Si trattava, quindi, a parere dei giudici di seconde cure, di una convinzione personale del COGNOME non percepita, peraltro, da tutti i presenti alla conversazione nel senso compreso dal AVV_NOTAIO. COGNOME e, in quanto tale, si trattava di un fatto irrilevante disciplinarmente.
In secondo luogo, quanto alle doglianze sulla motivazione aAVV_NOTAIOata dalla Corte territoriale, deve ribadirsi che la giustificazione motivazionale è di esclusivo dominio del giudice del merito, con la sola eccezione del caso in cui essa debba giudicarsi meramente apparente; apparenza che ricorre, come di recente ha ribadito questa Corte, allorquando essa, benché graficamente esistente, non renda, tuttavia, percepibile il fondamento della decisione, perché recante argomentazioni obiettivamente inidonee a far conoscere il ragionamento seguito dal giudice per la formazione del proprio convincimento, non potendosi lasciare all’interprete il compito di integrarla con le più varie, ipotetiche congetture (Sez. 6, n. 13977, 23/5/2019, Rv. 654145; ma già S.U. n. 22232/2016). A tale ipotesi
deve aggiungersi il caso in cui la motivazione non risulti dotata dell’ineludibile attitudine a rendere palese (sia pure in via mediata o indiretta) la sua riferibilità al caso concreto preso in esame, di talché appaia di mero stile, o, se si vuole, standard ; cioè un modello argomentativo apriori, che prescinda dall’effettivo e specifico sindacato sul fatto.

*Righe fornite:*

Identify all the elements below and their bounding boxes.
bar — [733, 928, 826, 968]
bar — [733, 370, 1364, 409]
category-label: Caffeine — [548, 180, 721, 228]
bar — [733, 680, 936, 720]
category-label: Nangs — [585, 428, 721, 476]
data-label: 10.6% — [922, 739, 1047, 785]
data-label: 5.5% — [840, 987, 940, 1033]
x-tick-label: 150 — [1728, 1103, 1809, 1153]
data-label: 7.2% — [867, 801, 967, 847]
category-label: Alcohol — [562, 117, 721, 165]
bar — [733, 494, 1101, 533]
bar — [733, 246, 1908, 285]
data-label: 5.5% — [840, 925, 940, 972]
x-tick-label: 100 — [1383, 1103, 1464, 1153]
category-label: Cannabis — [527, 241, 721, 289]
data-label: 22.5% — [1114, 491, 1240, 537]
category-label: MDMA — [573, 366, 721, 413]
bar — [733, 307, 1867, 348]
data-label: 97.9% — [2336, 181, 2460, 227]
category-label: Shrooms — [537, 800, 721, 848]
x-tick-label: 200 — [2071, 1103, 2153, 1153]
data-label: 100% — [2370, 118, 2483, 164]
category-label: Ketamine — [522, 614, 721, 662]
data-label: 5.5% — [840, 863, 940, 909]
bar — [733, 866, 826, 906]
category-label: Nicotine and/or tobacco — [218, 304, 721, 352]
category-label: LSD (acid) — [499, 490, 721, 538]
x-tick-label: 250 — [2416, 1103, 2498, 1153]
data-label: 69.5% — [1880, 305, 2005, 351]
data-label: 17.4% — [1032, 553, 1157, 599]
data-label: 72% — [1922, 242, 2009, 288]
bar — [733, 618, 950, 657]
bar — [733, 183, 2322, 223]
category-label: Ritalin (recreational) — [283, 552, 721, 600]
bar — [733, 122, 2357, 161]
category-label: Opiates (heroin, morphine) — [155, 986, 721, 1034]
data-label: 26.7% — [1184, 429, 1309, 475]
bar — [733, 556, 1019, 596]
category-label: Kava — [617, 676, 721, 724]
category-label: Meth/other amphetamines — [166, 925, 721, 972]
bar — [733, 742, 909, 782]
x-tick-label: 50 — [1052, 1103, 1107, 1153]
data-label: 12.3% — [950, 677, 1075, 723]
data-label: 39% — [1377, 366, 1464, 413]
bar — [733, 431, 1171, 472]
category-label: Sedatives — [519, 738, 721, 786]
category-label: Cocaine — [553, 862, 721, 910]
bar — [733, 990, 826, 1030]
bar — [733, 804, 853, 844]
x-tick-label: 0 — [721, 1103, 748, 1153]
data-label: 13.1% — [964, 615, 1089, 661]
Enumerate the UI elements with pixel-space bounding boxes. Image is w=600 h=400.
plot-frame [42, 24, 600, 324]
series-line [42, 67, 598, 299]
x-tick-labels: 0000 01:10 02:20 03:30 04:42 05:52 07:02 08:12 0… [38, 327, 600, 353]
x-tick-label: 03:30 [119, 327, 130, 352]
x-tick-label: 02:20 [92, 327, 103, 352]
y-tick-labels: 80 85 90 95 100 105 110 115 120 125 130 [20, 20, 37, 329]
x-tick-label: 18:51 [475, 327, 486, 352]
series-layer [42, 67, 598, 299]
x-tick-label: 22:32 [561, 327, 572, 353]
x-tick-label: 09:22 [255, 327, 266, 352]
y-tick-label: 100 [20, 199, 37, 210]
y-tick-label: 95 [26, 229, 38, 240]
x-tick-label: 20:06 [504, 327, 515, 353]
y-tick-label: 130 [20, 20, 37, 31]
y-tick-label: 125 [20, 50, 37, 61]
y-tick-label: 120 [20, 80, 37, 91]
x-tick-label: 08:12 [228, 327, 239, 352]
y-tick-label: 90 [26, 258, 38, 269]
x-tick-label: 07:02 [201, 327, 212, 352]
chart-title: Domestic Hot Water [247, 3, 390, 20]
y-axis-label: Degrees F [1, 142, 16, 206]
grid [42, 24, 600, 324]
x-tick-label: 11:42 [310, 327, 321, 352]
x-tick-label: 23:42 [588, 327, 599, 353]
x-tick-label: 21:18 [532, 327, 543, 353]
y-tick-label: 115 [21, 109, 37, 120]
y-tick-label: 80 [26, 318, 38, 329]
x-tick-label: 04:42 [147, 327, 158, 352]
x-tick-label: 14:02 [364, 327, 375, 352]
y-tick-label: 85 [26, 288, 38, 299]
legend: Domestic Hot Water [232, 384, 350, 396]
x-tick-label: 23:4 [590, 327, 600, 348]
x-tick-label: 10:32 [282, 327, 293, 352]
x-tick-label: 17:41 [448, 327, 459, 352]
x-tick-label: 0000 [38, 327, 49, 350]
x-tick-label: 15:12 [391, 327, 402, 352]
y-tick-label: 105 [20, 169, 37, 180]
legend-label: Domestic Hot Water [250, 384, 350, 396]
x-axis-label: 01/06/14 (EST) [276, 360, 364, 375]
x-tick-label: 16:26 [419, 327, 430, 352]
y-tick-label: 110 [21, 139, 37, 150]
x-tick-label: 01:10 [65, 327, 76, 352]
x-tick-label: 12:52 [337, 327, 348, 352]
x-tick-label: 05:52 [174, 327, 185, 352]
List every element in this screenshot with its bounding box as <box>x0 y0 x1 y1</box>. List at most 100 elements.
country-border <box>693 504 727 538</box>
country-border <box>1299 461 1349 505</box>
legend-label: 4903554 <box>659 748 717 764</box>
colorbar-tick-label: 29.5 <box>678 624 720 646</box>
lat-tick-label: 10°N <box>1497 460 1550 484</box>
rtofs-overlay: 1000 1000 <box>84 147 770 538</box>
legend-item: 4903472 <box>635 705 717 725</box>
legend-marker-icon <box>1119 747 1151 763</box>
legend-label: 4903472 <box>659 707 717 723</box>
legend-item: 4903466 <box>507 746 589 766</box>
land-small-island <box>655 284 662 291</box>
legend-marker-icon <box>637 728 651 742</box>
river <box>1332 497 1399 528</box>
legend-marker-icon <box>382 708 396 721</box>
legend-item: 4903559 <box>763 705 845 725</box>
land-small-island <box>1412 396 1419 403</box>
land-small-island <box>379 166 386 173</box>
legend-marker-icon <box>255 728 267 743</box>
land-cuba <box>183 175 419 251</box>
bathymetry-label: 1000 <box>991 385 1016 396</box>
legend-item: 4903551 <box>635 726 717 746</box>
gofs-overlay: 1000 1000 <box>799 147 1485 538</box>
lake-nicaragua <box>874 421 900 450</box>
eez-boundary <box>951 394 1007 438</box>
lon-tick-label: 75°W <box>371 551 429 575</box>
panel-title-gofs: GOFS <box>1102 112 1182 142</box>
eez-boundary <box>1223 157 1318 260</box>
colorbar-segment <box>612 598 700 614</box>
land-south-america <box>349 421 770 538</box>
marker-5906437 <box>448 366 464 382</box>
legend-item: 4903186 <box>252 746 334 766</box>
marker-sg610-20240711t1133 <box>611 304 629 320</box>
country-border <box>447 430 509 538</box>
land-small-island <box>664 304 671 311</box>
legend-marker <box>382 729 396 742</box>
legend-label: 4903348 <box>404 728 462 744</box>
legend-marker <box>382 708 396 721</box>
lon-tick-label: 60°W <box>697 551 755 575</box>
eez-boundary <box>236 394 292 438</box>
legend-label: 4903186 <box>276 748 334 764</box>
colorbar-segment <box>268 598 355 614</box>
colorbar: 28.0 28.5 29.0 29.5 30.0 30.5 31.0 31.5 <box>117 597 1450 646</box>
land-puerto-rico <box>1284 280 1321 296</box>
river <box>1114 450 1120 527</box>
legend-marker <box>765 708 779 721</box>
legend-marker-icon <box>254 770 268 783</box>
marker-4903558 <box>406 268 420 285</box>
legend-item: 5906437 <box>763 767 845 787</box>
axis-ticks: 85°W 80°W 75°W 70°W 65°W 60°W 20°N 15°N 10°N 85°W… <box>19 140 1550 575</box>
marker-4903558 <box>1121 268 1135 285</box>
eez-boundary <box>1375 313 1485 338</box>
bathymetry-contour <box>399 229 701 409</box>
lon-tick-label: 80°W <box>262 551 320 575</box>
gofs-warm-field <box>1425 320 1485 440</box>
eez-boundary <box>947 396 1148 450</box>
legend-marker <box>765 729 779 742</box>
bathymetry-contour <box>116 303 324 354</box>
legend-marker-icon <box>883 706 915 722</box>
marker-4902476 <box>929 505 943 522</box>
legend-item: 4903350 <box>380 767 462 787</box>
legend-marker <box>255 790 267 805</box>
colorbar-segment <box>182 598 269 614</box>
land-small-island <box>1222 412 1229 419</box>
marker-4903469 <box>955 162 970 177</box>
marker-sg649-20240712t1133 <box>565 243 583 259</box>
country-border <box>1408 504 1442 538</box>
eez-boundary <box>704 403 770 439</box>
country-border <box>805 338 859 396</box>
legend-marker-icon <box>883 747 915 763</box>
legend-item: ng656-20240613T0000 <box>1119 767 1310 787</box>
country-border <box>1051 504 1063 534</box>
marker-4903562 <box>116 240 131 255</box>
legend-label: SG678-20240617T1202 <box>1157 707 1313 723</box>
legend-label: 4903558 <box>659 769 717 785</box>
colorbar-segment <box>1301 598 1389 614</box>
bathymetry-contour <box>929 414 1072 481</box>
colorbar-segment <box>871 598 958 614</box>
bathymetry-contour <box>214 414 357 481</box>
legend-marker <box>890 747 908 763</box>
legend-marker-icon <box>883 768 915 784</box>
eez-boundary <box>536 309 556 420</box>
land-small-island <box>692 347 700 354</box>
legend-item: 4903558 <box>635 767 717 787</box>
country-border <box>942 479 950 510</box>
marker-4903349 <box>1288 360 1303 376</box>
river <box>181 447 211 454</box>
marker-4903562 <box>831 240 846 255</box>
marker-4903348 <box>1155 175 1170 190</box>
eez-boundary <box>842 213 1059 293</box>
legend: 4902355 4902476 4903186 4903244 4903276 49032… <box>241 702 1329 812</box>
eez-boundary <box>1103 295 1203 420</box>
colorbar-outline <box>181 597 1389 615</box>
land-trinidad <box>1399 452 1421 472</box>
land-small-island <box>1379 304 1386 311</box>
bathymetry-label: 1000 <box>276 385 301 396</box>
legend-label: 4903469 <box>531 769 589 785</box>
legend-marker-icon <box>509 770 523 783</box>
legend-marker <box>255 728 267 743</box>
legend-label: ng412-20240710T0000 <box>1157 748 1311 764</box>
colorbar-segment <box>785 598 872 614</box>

*Attività richieste:*
1. Secondo il brano, a chi spetta in via esclusiva la giustificazione motivazionale?
2. Riporti il passo del brano che inizia con "Si trattava, quindi, a" e prosegue fino a "fatto irrilevante disciplinarmente.", sostituendo "irrilevante" con "ininfluente".

*Risposte:*
1. Al giudice del merito.

2.
Si trattava, quindi, a parere dei giudici di seconde cure, di una convinzione personale del COGNOME non percepita, peraltro, da tutti i presenti alla conversazione nel senso compreso dal AVV_NOTAIO. COGNOME e, in quanto tale, si trattava di un fatto ininfluente disciplinarmente.